(Items from a dataset)
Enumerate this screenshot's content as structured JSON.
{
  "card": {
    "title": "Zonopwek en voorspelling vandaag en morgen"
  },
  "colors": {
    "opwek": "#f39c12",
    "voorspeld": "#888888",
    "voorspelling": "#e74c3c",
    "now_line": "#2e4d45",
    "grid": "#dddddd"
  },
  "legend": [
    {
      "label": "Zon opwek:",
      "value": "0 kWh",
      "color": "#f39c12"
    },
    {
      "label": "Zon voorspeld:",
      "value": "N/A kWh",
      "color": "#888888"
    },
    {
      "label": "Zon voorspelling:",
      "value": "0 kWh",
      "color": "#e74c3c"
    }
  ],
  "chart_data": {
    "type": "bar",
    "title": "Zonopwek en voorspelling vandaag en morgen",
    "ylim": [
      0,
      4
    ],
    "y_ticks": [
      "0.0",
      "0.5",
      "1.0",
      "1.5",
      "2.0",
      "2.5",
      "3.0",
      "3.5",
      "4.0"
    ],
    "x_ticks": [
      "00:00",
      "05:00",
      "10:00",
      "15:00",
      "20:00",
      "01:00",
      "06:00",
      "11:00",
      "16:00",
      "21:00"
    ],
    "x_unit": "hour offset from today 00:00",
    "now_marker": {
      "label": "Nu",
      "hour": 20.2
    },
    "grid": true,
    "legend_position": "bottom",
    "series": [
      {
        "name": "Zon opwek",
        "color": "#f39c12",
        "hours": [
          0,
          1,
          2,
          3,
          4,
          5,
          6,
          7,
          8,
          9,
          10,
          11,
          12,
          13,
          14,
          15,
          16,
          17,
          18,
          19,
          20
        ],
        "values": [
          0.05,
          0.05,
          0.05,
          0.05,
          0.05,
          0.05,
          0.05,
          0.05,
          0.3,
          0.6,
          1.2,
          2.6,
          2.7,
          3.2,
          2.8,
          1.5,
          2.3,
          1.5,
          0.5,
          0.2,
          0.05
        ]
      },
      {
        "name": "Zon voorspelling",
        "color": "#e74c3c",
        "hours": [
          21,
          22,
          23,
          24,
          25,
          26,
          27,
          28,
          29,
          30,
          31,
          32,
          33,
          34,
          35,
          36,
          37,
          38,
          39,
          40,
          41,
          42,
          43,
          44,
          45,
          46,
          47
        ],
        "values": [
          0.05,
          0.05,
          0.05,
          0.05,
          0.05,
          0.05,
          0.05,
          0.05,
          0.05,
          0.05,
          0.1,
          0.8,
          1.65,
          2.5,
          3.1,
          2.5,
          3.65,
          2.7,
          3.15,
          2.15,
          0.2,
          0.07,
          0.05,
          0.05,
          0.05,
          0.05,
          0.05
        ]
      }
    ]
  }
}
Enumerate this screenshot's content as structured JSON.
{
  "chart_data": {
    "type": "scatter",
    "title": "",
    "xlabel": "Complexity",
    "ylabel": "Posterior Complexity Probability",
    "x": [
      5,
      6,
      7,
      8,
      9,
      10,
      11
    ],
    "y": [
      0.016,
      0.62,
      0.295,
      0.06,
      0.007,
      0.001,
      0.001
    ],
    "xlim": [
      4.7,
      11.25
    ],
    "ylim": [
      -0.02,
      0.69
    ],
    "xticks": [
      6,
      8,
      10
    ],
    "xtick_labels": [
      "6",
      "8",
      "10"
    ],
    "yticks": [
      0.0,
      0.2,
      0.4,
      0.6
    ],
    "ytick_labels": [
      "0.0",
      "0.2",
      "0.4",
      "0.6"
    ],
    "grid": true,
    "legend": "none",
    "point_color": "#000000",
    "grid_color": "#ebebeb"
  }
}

**THE REQUEST:** From the material above, copy each line that includes the word "Complexity".

**WRITTEN SOLUTION:**
    "xlabel": "Complexity",
    "ylabel": "Posterior Complexity Probability",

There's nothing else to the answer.